_Verilen Metin_
******************************

X

Food Fashionista ile Bolonya macerası kaldığı yerden devam ediyor

Food Fashionista Bolonya Macerası – 2

Bolonya keşfine kaldığımız yerden devam ediyoruz…

2.Gün:

Bugünün planı oldukça yoğundu. Kahvaltı için Bolonya’nın en eski cafelerinden biri olan Cafe Terzi’de güne başladık. Mini minnacık bir yer, ama her daim kalabalık. Menü fix: Kahve &tatlı. Kahve kısmı kolay da, tatlıyı seçmek biraz zor. Biz de birazcık ‘şımaralım’ dedik, çeşit çeşit söyledik. İşin iyisi mi kötüsü mü bilmem ama, hepsini de yiyip bitirdik 🙂

 

Enerjimizi aldık; tur rehberimizle beraber Bolonya’yı karış karış, yürüye yürüye gezdik, gördük. En çarpıcı olan yanları;

  • Bolonya’nın 3 ayrı takma ada sahip olması;

Kırmızı Şehir; çünkü şehrin tüm çatıları kırmızı ve aynı zamanda kırmızı renk Bolonya’lıların sosyo-politik görüşlerini simgeliyor.

Öğretici Şehir; çünkü dünyanın ilk ve en eski üniversitesi burada; hatta ilk hukuk ve tıp derslerinin verildiği üniversite.

Şişman Şehir; çünkü en meşhur yemeği ‘Tortellini Makarna’

  • Evlenen herkesin, prens ve prenses gibi şehrin meydanına bakan bir avluya çıkıp halkı selamlaması (biz de denk geldik, gerçekten havalı bir işmiş  🙂 )

******************************

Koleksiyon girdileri
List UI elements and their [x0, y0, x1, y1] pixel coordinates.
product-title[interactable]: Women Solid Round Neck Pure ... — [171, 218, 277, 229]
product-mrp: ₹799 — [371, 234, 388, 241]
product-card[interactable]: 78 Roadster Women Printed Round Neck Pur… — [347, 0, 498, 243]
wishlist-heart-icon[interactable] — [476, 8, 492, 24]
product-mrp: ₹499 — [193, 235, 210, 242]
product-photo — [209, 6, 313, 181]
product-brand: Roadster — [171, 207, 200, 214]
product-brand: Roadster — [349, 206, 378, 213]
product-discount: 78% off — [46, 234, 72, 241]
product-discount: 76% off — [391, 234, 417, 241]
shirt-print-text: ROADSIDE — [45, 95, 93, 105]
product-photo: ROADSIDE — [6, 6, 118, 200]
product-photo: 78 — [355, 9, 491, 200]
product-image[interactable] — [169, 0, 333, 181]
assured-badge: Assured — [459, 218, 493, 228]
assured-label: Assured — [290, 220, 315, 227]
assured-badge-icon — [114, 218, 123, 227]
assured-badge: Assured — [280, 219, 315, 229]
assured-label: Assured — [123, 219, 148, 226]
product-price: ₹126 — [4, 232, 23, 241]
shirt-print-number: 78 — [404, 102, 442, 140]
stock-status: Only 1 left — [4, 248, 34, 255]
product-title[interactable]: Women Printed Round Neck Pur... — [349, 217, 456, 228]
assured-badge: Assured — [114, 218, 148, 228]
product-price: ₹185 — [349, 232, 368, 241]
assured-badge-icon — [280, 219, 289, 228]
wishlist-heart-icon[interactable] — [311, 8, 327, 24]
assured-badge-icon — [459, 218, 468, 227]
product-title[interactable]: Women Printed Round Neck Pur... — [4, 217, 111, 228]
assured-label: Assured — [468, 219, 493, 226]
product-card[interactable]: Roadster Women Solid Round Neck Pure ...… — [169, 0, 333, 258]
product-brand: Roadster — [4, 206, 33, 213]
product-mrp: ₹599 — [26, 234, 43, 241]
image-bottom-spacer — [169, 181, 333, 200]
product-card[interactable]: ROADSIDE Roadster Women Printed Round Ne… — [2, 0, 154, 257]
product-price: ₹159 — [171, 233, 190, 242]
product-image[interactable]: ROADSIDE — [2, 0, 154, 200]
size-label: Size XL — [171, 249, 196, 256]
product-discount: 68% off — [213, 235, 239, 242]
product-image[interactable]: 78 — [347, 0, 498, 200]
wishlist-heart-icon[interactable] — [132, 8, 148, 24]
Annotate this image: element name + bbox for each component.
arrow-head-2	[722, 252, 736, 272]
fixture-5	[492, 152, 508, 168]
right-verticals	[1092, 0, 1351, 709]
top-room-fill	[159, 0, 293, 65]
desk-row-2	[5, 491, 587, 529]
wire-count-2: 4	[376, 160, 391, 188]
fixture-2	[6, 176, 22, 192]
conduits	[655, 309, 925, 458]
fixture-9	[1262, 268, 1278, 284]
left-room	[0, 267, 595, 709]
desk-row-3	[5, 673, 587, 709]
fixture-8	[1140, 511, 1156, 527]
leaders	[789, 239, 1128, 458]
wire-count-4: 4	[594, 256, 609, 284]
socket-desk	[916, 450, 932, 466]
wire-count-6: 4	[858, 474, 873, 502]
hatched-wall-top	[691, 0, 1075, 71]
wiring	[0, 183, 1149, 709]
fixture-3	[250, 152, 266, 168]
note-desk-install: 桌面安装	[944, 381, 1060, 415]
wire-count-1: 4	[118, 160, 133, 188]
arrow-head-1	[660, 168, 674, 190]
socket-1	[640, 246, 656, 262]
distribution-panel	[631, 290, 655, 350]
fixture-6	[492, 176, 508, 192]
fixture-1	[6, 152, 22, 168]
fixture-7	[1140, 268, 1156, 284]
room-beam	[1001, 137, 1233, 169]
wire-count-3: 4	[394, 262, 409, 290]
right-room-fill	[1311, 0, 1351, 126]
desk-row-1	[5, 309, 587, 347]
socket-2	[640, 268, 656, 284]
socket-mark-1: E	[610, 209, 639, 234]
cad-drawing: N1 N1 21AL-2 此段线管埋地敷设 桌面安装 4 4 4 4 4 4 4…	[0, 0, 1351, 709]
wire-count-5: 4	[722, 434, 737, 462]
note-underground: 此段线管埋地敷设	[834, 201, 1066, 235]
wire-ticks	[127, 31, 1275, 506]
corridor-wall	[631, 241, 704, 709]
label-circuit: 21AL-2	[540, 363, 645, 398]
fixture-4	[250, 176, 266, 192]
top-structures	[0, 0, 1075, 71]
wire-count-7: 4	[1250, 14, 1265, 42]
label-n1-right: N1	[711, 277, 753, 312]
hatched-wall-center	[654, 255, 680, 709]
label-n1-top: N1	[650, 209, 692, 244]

******************************

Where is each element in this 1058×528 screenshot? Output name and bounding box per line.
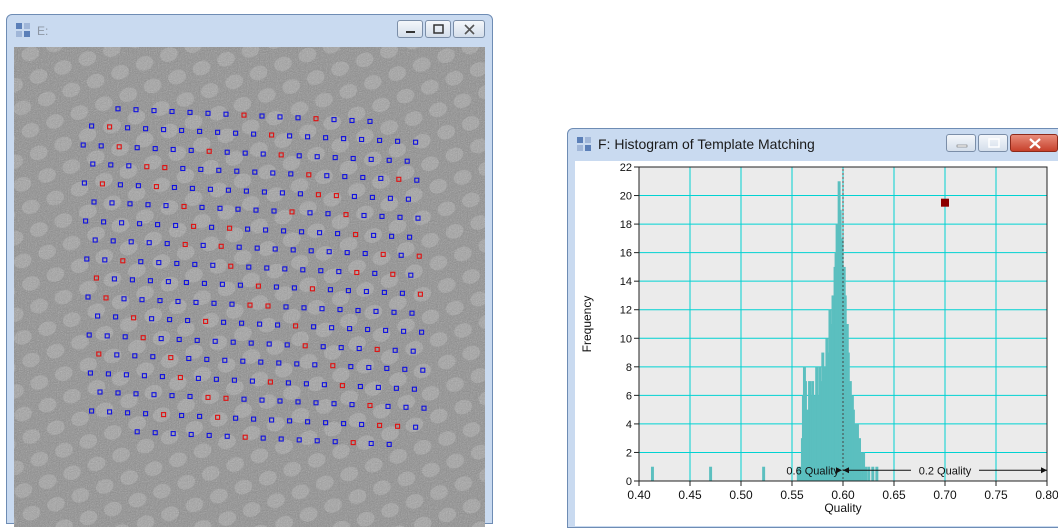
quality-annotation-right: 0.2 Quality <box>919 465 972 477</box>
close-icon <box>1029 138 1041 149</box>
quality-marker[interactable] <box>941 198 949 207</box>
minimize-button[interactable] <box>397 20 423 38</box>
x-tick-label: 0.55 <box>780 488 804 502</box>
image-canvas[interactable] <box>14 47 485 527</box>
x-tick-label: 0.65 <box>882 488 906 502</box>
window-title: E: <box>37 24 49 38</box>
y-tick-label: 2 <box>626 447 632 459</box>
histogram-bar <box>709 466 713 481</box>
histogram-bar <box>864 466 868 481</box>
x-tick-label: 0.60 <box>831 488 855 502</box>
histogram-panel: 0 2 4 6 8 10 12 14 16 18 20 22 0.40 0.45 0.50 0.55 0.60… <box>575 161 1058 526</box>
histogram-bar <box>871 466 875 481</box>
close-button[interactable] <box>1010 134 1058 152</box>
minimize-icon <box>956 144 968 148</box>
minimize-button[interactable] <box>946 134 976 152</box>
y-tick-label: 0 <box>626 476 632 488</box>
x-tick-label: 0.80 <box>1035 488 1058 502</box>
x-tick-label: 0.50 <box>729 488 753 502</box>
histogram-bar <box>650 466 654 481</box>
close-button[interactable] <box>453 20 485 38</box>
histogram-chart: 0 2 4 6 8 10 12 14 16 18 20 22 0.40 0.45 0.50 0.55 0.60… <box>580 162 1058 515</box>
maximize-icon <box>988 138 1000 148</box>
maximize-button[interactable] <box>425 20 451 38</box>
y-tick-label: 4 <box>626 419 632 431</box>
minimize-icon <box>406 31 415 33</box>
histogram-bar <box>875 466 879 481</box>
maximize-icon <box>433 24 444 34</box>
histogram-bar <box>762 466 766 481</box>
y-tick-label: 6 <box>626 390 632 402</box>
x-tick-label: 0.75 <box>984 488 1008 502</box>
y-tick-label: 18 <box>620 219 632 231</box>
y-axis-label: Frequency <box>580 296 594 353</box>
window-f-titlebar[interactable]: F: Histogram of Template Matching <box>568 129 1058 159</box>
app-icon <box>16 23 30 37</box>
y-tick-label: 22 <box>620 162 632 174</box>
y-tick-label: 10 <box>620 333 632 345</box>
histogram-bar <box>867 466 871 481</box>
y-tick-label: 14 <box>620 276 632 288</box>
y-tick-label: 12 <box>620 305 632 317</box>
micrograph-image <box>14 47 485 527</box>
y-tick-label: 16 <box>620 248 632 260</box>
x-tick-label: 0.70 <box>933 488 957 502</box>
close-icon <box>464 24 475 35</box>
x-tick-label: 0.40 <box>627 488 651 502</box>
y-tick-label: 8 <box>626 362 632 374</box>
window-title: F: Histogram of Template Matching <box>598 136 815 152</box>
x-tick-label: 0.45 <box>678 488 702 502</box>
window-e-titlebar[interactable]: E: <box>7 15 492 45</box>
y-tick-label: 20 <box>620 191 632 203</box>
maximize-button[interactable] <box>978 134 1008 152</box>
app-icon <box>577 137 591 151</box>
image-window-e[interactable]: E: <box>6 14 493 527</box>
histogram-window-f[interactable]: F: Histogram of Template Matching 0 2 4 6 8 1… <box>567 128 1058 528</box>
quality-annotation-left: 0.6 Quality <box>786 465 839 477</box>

******************************

_Yazılı Görevler_
(1) Bolonya gezisi yazısına göre ikinci günün kahvaltısı hangi mekânda yapılmıştır?
(2) Bolonya gezisi yazısında "Enerjimizi aldık; tur" sözcüklerinden başlayıp "sosyo-politik görüşlerini simgeliyor." sözcüklerine kadar uzanan bölümü olduğu gibi yazınız.
(3) Bolonya gezisi yazısını kaldığı yerden sürdürünüz.
Bu veriler, görevlerin yerine getirilmesi için gerekli değildir.

_Yazılı Yanıtlar_
(1) Cafe Terzi'de.

(2)
Enerjimizi aldık; tur rehberimizle beraber Bolonya’yı karış karış, yürüye yürüye gezdik, gördük. En çarpıcı olan yanları;

  • Bolonya’nın 3 ayrı takma ada sahip olması;

Kırmızı Şehir; çünkü şehrin tüm çatıları kırmızı ve aynı zamanda kırmızı renk Bolonya’lıların sosyo-politik görüşlerini simgeliyor.

(3)
  • ‘Food Market’ , yani yemekle ilgili aklınıza ne gelirse onun satıldığı alana girdiğiniz anda gözünüzün dönmesi. Nereden ne alsak, nerede ne yesek diye kafanızın karışması bir yana; kalabalık ve insanlardaki iştahı görmek başka bir yana…

  • Tabii ki insanların şıklığı, vitrinlerin güzelliği, minik butiklerin çeşitliliği ve kabaran alışveriş duygunuz…
  • Bunların dışında da klasik Avrupa havası ama İtalyan dokunuşu, özeni, ruhuyla bezenmiş sokakları ve mimarisi…

Turu tamamladıktan sonra öğlen yemeği için Ristorante Teresina’daki masamızda yerimizi alıyoruz. Yine minik, ama oldukça şık ve nezih bir restoranda, içi balkabaklı & bademli olan tortellini makarnalarımızı yiyoruz. Balkabağı ve badem bayağı iddialı bir lezzet, zira beni çok açtığını söyleyemeyeceğim. Tercihim ıspanaklı ve peynirliden yana oldu; ama siz mutlaka deneyin.

HTC One’ın Video Önizleme özelliği ile çektiğimiz fotoğraflardan otomatik olarak oluşturulan videoya bir göz atın, sonra da detaylara dalın. Bu videoyu oluşturmak için hiçbir şey yapmadık, HTC One bunu kendi kendisine hazırlıyor zaten..Bilgisayara aktarmaya gerek kalmadan gezimizin kısa bir özetini yaptık şip şak :

httpv://www.youtube.com/JZv6_y4r4Hw

Espressolarımızı içip, günün 2. Yarısına başlıyoruz. Programımız; el yapımı ayakkabı ve ev yapımı dondurma atölyelerine gitmek. El yapımı ayakkabı dükkânına gittiğimizde öğreniyoruz ki, en ucuz ayakkabının fiyatı 3000€ (yanlış okumadınız 🙂 ) ve hâlihazırda 2 tane Türk müşterisi de mevcut(!).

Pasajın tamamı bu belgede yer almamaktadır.